++++ EXCERPTED RECORDS

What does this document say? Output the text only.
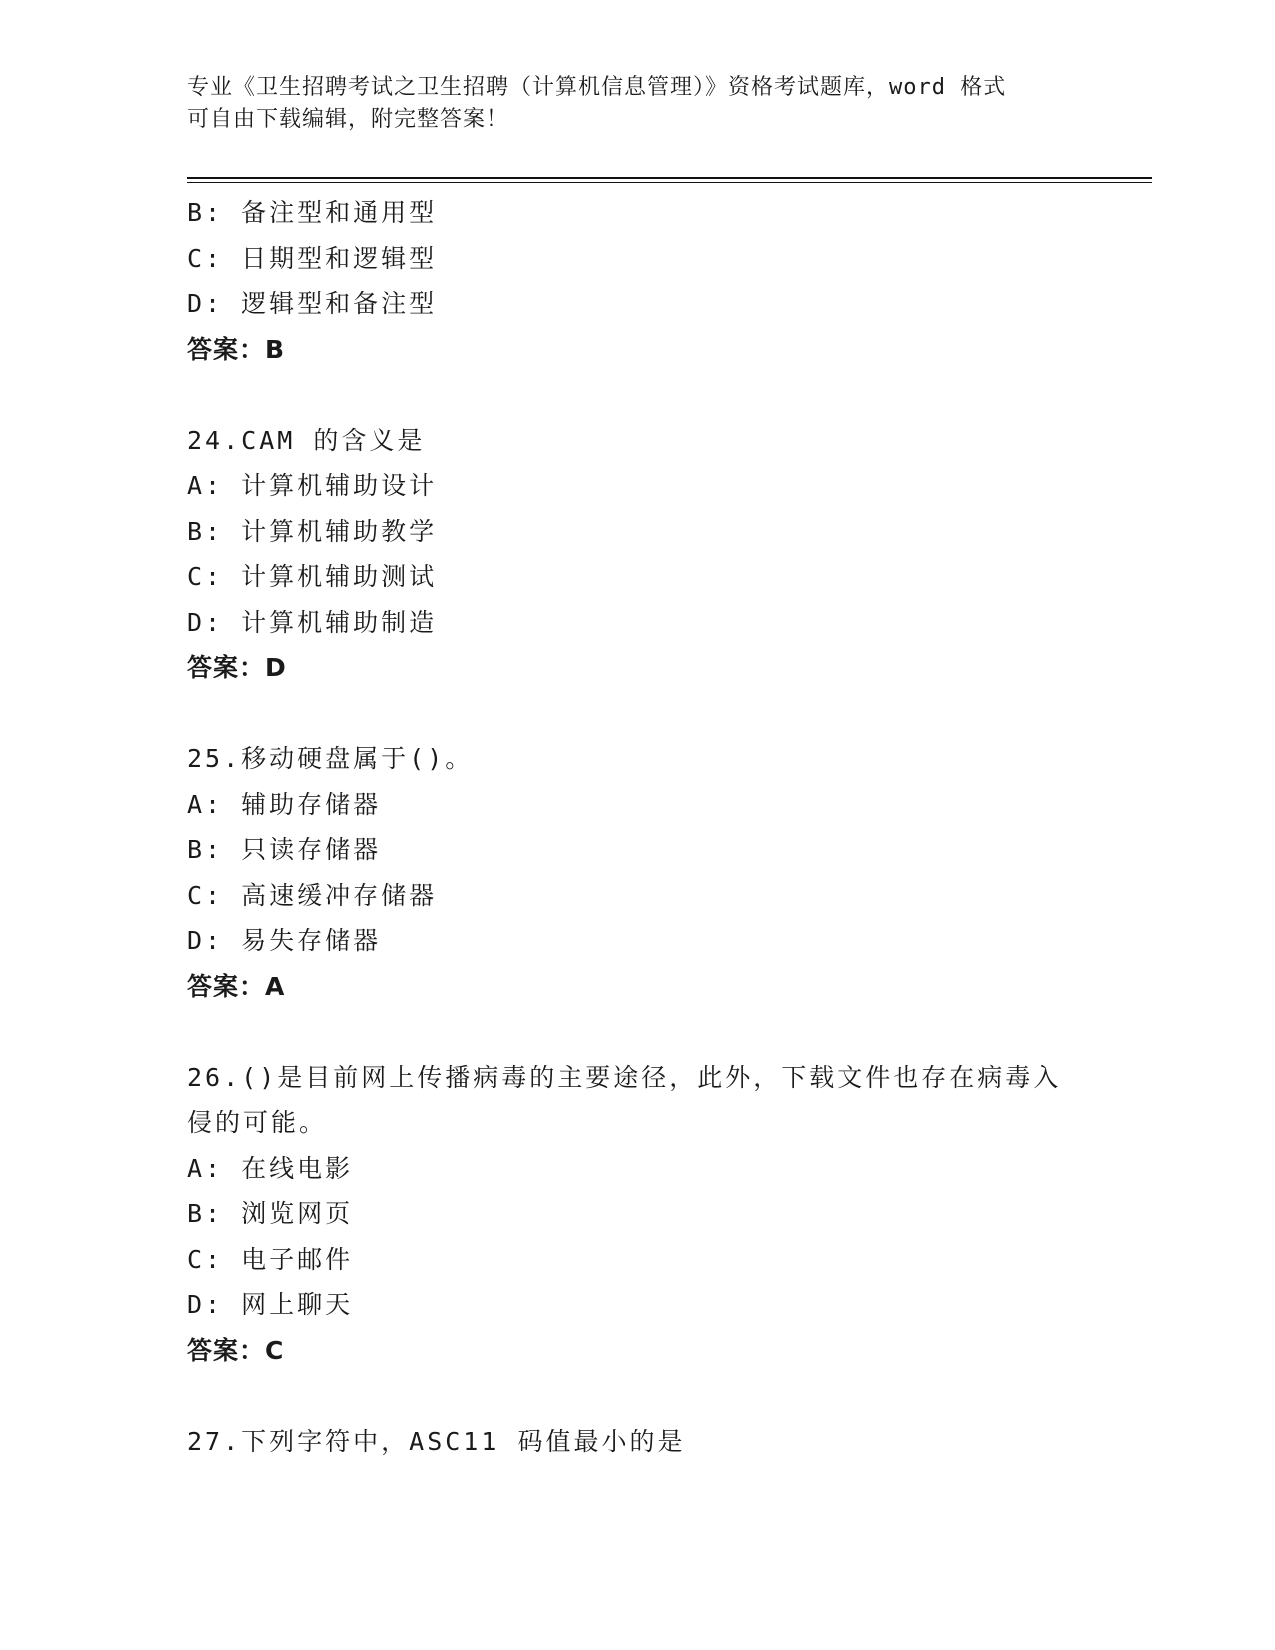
专业《卫生招聘考试之卫生招聘（计算机信息管理）》资格考试题库，word 格式
可自由下载编辑，附完整答案！
B: 备注型和通用型
C: 日期型和逻辑型
D: 逻辑型和备注型
答案：B
24.CAM 的含义是
A: 计算机辅助设计
B: 计算机辅助教学
C: 计算机辅助测试
D: 计算机辅助制造
答案：D
25.移动硬盘属于()。
A: 辅助存储器
B: 只读存储器
C: 高速缓冲存储器
D: 易失存储器
答案：A
26.()是目前网上传播病毒的主要途径，此外，下载文件也存在病毒入
侵的可能。
A: 在线电影
B: 浏览网页
C: 电子邮件
D: 网上聊天
答案：C
27.下列字符中，ASC11 码值最小的是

++++++++

Without the pictures, reproduce every line of the records above exactly.

◆ WRITTEN ANSWER ◆
What does this document say? Output the text only.
专业《卫生招聘考试之卫生招聘（计算机信息管理）》资格考试题库，word 格式
可自由下载编辑，附完整答案！
B: 备注型和通用型
C: 日期型和逻辑型
D: 逻辑型和备注型
答案：B
24.CAM 的含义是
A: 计算机辅助设计
B: 计算机辅助教学
C: 计算机辅助测试
D: 计算机辅助制造
答案：D
25.移动硬盘属于()。
A: 辅助存储器
B: 只读存储器
C: 高速缓冲存储器
D: 易失存储器
答案：A
26.()是目前网上传播病毒的主要途径，此外，下载文件也存在病毒入
侵的可能。
A: 在线电影
B: 浏览网页
C: 电子邮件
D: 网上聊天
答案：C
27.下列字符中，ASC11 码值最小的是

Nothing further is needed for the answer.